* _Do this_: In the listing below, locate the lines that hold the string "structured". Copy those lines.

[START OF Input]

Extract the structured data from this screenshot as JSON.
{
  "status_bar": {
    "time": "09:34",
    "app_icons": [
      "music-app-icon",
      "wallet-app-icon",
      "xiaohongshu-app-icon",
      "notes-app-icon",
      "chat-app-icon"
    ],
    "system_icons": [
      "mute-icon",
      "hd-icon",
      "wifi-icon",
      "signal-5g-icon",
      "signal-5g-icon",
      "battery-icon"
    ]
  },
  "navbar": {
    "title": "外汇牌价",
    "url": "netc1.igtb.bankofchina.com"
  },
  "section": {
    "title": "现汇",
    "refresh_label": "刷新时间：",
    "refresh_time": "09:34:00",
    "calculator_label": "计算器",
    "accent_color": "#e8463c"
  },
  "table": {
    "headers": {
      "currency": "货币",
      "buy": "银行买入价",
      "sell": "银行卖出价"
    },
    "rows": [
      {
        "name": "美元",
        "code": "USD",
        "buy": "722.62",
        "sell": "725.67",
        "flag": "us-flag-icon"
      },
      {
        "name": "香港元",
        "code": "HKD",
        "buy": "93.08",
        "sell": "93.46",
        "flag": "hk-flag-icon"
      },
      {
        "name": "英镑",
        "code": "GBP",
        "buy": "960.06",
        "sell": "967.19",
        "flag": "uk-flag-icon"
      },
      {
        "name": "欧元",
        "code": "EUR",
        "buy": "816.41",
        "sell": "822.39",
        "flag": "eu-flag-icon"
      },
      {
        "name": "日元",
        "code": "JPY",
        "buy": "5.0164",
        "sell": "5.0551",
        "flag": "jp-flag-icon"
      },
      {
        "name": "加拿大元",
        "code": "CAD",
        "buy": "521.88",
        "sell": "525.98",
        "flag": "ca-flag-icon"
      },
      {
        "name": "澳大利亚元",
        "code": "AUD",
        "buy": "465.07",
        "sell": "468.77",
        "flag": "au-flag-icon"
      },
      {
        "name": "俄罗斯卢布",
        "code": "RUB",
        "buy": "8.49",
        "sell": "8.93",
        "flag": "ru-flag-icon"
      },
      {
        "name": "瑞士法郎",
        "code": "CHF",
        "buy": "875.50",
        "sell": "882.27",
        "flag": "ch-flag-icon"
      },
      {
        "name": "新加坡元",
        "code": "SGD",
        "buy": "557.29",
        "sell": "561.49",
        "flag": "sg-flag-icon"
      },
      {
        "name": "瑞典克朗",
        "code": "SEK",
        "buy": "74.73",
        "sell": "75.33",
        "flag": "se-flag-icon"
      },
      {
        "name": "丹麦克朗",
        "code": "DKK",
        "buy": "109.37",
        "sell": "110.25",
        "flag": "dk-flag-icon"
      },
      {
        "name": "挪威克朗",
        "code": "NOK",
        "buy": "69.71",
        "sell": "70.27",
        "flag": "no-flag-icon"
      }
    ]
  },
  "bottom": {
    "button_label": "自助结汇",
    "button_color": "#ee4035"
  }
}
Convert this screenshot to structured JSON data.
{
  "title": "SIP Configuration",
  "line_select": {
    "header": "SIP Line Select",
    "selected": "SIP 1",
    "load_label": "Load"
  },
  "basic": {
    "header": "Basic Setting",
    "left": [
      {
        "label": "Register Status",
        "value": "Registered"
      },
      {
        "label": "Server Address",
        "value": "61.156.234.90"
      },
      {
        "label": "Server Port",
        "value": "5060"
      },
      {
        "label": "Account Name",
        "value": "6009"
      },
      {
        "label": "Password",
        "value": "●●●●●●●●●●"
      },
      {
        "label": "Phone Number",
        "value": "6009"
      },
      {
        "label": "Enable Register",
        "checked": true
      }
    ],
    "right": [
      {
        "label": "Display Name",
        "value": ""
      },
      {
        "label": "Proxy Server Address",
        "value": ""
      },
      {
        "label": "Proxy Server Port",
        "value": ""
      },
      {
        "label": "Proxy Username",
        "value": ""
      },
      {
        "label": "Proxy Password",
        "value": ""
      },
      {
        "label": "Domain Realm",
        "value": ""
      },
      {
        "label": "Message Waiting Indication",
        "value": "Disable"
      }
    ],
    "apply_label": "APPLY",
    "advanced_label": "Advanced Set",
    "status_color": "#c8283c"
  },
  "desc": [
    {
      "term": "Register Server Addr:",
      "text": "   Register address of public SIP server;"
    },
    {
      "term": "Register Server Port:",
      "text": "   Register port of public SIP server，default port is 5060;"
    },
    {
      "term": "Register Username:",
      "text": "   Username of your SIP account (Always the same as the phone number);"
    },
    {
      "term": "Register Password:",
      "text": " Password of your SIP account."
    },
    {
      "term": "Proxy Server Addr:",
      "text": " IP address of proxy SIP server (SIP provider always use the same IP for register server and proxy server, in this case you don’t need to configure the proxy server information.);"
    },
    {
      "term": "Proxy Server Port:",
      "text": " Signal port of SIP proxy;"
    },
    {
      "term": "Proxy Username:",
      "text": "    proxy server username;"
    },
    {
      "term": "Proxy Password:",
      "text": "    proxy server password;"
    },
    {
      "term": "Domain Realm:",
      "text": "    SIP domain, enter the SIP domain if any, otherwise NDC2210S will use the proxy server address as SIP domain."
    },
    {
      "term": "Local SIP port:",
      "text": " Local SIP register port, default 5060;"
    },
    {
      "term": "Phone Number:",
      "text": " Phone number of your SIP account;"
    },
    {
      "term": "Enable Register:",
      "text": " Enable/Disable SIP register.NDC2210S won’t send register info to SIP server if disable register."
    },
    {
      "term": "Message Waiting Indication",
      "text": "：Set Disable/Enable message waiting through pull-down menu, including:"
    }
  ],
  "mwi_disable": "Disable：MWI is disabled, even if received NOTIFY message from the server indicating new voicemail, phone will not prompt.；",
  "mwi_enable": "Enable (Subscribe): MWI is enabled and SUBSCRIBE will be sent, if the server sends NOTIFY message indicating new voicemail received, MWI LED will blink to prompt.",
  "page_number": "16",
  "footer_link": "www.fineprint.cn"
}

[END OF Input]

* _Output_:
Extract the structured data from this screenshot as JSON.
Convert this screenshot to structured JSON data.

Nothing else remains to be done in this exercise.